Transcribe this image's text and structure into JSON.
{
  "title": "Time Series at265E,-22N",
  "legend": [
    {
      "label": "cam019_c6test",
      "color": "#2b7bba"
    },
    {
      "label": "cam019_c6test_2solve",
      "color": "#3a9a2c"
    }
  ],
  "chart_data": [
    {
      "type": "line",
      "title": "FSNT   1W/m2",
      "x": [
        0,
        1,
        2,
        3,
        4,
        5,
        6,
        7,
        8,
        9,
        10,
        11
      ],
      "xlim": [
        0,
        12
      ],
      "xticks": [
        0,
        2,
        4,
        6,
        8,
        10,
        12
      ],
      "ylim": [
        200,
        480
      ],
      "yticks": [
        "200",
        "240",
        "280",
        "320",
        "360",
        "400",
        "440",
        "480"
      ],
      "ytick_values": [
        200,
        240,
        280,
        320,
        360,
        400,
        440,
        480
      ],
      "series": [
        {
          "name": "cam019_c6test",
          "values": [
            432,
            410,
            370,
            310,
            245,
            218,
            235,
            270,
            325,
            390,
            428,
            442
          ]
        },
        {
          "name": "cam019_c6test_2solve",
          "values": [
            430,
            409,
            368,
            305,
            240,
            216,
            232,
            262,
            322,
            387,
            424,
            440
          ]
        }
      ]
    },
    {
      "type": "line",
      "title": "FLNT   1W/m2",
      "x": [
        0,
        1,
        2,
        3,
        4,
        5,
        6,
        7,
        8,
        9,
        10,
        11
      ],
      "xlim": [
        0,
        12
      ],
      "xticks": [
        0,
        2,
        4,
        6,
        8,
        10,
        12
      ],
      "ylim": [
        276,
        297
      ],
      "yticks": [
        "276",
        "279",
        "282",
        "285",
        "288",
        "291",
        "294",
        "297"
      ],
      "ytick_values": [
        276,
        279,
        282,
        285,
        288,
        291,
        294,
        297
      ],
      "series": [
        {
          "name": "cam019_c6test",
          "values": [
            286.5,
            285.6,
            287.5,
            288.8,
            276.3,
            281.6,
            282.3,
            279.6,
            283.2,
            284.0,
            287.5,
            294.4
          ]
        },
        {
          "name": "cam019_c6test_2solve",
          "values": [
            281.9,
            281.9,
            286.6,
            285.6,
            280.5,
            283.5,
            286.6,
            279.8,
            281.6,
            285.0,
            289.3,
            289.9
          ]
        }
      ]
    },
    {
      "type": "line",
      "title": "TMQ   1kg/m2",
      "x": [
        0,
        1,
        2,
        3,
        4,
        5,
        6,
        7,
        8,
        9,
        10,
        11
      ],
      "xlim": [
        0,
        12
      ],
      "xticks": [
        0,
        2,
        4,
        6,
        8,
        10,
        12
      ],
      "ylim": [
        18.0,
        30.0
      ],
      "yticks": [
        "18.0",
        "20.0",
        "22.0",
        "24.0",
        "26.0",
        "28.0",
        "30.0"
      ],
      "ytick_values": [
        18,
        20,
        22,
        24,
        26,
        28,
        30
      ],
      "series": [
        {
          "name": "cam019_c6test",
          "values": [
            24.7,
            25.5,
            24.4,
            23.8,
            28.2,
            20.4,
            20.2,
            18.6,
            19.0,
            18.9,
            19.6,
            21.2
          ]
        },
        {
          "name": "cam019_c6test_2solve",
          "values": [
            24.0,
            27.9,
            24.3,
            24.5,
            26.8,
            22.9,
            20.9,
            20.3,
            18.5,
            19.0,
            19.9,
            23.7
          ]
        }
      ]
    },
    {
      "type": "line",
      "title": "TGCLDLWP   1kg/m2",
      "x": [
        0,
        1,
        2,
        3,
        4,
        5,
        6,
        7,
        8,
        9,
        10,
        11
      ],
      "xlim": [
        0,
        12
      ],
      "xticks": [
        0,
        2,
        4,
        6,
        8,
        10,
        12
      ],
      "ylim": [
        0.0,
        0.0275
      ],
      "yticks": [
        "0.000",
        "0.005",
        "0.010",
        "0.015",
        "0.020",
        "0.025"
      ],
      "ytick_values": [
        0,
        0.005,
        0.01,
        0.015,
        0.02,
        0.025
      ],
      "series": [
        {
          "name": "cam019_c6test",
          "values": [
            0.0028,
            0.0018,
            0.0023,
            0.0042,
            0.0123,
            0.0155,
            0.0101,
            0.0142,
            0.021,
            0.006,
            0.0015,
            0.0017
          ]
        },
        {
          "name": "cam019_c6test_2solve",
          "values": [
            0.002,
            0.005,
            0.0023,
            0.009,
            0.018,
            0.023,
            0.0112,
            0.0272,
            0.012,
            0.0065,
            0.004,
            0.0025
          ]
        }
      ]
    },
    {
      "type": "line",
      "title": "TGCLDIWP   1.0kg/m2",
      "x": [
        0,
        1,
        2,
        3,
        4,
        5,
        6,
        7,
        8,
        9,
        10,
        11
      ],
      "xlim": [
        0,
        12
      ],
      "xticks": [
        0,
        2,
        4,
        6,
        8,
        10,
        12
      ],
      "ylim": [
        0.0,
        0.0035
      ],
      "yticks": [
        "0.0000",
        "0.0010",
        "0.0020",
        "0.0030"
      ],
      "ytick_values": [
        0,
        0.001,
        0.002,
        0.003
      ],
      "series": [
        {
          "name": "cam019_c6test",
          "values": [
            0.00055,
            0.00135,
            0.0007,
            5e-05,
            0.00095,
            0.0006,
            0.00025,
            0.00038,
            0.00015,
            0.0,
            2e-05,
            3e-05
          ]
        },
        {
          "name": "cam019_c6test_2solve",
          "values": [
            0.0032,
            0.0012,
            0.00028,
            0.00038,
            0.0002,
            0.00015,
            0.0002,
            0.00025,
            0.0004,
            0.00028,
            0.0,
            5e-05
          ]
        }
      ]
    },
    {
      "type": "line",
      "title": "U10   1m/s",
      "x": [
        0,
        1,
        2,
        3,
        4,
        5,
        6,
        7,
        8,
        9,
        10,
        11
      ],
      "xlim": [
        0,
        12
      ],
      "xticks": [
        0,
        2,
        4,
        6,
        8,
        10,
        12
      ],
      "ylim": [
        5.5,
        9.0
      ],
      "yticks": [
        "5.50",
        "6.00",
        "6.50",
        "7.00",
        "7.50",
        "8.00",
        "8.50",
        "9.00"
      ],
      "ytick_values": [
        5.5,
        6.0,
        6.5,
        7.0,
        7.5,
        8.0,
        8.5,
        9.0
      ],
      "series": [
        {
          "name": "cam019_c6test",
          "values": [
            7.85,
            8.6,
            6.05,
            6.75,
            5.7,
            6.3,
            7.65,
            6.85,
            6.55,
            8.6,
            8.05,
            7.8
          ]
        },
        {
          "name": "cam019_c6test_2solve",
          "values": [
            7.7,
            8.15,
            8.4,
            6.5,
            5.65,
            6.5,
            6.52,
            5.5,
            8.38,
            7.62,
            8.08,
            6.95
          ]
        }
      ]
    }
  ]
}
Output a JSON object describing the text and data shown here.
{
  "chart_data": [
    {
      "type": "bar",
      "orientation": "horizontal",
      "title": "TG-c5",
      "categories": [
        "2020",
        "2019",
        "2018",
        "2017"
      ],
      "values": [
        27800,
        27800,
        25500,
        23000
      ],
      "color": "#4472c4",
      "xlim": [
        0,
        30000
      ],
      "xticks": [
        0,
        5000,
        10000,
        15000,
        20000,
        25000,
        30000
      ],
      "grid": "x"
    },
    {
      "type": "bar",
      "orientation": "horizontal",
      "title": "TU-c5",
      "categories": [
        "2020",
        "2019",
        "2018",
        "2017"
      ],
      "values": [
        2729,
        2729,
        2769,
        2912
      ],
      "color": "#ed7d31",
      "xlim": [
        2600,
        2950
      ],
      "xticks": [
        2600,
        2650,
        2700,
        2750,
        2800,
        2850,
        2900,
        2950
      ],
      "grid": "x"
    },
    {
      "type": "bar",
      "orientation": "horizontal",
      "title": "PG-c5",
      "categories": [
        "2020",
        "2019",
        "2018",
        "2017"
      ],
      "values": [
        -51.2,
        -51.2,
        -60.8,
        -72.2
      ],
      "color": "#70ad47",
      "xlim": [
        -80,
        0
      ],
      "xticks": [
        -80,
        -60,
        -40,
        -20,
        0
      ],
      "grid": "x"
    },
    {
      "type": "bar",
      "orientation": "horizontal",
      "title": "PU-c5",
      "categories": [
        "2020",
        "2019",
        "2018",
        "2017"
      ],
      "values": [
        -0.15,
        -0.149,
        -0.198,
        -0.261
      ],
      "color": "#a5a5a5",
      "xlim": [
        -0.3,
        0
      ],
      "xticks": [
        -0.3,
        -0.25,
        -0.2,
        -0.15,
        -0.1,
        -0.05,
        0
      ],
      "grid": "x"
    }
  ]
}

==================================================

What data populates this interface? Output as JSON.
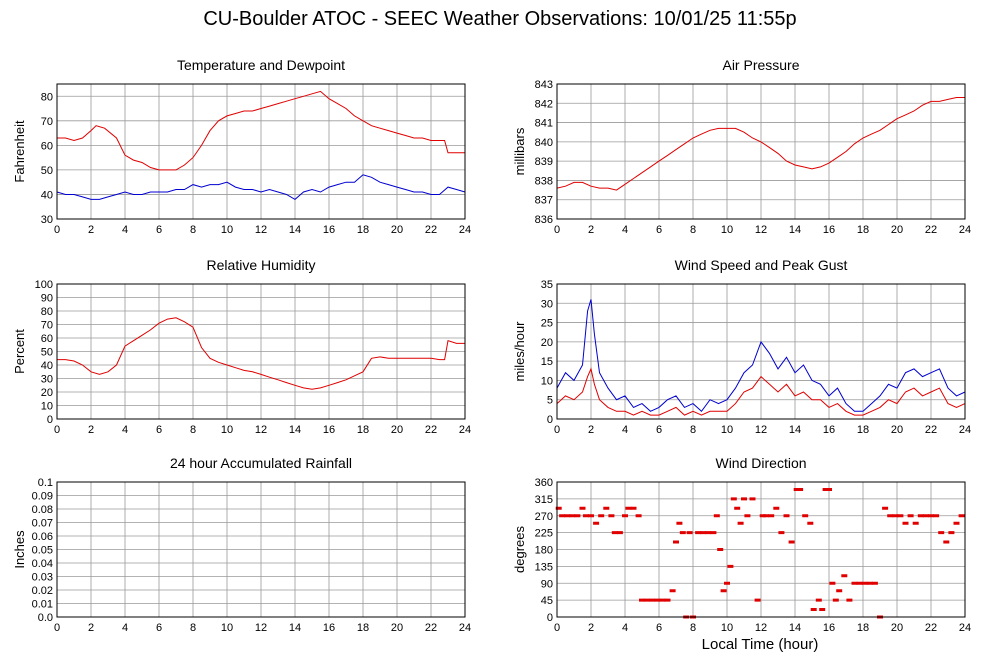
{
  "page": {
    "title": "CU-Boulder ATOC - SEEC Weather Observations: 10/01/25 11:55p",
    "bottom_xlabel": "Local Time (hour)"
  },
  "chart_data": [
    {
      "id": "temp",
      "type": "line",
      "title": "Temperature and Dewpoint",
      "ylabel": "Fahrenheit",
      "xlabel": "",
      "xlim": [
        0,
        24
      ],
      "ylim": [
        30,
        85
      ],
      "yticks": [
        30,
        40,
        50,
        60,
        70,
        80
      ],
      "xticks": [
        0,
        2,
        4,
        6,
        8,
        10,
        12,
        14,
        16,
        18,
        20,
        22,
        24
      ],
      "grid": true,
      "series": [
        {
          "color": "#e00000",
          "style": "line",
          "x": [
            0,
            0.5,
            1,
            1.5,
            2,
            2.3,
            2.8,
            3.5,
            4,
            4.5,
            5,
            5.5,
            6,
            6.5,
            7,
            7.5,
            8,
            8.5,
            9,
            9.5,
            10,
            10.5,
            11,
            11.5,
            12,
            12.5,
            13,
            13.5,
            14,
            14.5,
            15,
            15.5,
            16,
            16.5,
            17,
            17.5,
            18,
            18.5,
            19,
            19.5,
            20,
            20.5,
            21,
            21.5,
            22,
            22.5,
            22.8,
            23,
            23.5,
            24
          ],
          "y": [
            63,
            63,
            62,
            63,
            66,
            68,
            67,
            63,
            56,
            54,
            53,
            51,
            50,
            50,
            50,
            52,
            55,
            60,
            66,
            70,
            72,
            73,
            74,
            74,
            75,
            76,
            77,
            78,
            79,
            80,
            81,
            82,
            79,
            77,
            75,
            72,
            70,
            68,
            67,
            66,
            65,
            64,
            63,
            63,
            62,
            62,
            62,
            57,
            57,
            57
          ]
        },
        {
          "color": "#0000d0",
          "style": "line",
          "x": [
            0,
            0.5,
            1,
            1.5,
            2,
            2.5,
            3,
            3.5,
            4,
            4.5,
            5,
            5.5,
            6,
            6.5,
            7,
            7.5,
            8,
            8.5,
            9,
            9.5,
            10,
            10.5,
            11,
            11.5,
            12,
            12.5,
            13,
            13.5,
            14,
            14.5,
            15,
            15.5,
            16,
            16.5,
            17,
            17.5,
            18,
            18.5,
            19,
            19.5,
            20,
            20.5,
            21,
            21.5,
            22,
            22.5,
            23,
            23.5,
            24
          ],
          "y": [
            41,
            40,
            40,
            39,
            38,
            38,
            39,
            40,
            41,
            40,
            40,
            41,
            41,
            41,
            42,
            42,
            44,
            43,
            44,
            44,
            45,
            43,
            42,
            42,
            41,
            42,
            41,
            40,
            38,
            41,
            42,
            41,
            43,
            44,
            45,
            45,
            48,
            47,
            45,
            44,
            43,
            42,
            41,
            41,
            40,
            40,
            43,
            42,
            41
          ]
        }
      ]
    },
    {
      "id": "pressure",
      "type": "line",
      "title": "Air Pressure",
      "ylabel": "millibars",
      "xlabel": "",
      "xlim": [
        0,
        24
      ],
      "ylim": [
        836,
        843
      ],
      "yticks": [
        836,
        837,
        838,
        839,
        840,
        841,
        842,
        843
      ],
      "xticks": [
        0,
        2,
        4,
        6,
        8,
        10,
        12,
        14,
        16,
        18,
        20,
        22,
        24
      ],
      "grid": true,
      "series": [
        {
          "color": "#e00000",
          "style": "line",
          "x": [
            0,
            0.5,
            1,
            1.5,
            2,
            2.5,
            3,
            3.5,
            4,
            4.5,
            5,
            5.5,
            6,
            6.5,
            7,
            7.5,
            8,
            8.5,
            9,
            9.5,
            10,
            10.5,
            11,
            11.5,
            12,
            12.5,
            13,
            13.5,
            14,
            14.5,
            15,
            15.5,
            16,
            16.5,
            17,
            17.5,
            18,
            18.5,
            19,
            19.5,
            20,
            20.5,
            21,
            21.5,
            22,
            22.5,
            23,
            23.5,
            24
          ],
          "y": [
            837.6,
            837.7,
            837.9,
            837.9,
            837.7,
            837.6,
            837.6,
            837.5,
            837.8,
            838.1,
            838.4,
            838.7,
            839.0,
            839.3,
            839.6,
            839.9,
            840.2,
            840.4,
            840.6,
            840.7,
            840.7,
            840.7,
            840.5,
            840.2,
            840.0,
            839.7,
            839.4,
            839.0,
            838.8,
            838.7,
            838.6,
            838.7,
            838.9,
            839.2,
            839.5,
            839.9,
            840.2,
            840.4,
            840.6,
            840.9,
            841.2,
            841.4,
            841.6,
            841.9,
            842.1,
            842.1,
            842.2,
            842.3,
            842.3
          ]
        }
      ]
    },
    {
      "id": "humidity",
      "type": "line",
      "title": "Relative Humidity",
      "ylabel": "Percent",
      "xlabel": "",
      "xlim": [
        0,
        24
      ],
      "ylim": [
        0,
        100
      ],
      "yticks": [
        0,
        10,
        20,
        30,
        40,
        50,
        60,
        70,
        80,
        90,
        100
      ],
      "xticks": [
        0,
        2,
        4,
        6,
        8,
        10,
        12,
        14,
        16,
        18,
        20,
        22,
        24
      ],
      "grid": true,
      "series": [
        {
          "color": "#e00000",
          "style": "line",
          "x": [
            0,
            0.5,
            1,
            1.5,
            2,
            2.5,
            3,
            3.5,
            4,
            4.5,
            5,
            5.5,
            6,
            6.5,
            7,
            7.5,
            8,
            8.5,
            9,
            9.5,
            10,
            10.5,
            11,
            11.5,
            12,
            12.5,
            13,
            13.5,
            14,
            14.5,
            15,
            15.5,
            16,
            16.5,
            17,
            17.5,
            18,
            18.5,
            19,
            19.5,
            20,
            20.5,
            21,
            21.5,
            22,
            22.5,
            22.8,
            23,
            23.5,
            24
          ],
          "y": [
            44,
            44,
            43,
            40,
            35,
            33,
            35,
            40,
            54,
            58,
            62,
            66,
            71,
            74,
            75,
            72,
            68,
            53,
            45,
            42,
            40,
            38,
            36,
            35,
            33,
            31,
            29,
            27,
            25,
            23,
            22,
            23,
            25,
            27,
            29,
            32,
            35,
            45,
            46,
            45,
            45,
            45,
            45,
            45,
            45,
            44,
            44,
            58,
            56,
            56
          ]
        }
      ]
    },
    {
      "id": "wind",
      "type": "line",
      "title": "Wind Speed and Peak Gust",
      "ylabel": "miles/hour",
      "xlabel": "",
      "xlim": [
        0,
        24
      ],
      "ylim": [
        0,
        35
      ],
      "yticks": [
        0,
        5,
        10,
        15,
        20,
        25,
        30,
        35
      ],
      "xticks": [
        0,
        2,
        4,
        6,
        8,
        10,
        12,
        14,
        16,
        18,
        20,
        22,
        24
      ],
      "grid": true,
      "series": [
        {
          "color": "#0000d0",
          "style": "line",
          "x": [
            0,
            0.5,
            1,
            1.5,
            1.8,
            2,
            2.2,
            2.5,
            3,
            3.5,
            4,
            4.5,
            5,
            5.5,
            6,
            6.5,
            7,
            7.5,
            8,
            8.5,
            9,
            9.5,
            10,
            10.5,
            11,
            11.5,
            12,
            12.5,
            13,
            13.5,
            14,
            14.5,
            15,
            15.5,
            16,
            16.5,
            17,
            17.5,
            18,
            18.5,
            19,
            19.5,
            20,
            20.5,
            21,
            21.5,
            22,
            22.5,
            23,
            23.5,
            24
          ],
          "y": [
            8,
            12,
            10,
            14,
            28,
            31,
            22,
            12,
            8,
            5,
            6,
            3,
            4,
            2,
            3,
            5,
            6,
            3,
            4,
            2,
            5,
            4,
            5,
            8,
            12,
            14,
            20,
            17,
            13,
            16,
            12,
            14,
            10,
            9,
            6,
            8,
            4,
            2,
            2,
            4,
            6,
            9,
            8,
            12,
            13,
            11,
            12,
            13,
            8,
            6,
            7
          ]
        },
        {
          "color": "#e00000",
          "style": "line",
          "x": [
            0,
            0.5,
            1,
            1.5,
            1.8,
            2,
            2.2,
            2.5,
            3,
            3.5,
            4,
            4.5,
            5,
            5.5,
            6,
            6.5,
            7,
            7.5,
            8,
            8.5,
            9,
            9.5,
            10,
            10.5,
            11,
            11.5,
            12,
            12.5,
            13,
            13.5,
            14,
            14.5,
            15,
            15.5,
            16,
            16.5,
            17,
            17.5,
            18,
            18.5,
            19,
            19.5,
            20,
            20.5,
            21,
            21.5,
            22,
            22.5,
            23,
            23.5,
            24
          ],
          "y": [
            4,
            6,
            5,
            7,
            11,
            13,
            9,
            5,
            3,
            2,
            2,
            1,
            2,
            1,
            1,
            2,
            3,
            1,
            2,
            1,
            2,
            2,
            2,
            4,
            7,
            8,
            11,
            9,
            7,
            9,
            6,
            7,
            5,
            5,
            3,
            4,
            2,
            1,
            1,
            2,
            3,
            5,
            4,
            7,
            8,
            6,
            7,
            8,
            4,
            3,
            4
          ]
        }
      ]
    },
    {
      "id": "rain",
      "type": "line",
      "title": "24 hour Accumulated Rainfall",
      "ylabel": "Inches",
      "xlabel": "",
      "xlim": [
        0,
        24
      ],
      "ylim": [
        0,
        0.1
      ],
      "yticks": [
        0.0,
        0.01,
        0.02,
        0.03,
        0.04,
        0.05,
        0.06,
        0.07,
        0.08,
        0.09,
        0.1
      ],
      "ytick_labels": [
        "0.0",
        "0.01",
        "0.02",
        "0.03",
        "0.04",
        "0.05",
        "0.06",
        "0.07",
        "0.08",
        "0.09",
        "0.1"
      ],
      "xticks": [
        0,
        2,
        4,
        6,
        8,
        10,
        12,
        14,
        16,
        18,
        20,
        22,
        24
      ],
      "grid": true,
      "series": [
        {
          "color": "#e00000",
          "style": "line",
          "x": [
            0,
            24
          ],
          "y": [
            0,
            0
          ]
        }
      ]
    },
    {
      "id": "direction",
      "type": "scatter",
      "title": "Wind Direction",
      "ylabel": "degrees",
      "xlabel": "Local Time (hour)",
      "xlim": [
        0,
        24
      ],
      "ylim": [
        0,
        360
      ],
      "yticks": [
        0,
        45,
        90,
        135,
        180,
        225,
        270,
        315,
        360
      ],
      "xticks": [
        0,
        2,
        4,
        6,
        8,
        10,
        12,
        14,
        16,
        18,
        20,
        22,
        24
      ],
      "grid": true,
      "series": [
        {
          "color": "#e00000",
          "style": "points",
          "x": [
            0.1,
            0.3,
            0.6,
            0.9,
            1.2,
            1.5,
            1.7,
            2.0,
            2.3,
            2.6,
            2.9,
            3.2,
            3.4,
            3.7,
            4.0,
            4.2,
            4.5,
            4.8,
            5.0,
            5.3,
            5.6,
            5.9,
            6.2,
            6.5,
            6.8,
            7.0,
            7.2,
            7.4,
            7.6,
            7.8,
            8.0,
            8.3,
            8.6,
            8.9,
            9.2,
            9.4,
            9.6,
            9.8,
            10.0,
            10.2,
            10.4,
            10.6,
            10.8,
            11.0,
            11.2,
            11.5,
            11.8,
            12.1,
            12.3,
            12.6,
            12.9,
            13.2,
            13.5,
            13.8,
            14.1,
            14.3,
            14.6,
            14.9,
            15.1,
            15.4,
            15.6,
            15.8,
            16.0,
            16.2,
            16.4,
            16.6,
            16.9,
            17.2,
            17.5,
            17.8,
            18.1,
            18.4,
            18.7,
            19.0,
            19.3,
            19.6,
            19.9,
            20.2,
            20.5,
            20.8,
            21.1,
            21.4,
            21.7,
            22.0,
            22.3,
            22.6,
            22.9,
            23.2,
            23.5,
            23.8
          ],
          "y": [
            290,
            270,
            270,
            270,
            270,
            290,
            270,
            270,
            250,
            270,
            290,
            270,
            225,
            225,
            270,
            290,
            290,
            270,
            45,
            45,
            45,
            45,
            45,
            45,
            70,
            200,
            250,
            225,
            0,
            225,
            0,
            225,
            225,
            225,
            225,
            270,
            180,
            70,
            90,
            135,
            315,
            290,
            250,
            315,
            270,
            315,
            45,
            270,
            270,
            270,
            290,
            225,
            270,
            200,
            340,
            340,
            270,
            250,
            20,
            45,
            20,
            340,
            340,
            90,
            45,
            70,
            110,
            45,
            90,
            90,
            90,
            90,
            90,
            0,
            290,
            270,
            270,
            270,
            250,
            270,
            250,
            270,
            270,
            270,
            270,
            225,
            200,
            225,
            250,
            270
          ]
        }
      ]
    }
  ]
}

==================================================

▶ _Exercise details_:
Read the entries and show each line that mentions "ylabel".

▶ _Output for this task_:
      "ylabel": "Fahrenheit",
      "ylabel": "millibars",
      "ylabel": "Percent",
      "ylabel": "miles/hour",
      "ylabel": "Inches",
      "ylabel": "degrees",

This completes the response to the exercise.